Directive:
Copy each entry as it stands, leaving nothing out.

==== Record list

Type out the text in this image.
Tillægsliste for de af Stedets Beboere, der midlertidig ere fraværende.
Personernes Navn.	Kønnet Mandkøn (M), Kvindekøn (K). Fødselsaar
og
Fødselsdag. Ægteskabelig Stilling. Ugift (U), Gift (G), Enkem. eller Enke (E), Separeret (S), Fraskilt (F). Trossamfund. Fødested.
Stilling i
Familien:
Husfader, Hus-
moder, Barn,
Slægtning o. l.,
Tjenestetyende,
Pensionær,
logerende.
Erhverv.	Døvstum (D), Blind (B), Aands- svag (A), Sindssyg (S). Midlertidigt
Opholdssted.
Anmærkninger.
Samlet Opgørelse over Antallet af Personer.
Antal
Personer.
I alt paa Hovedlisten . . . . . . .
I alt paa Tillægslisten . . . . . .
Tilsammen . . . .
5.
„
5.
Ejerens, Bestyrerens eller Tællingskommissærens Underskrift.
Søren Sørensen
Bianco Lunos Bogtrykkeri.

========

Task output:
Type out the text in this image.
Tillægsliste for de af Stedets Beboere, der midlertidig ere fraværende.
Personernes Navn.	Kønnet Mandkøn (M), Kvindekøn (K). Fødselsaar
og
Fødselsdag. Ægteskabelig Stilling. Ugift (U), Gift (G), Enkem. eller Enke (E), Separeret (S), Fraskilt (F). Trossamfund. Fødested.
Stilling i
Familien:
Husfader, Hus-
moder, Barn,
Slægtning o. l.,
Tjenestetyende,
Pensionær,
logerende.
Erhverv.	Døvstum (D), Blind (B), Aands- svag (A), Sindssyg (S). Midlertidigt
Opholdssted.
Anmærkninger.
Samlet Opgørelse over Antallet af Personer.
Antal
Personer.
I alt paa Hovedlisten . . . . . . .
I alt paa Tillægslisten . . . . . .
Tilsammen . . . .
5.
„
5.
Ejerens, Bestyrerens eller Tællingskommissærens Underskrift.
Søren Sørensen
Bianco Lunos Bogtrykkeri.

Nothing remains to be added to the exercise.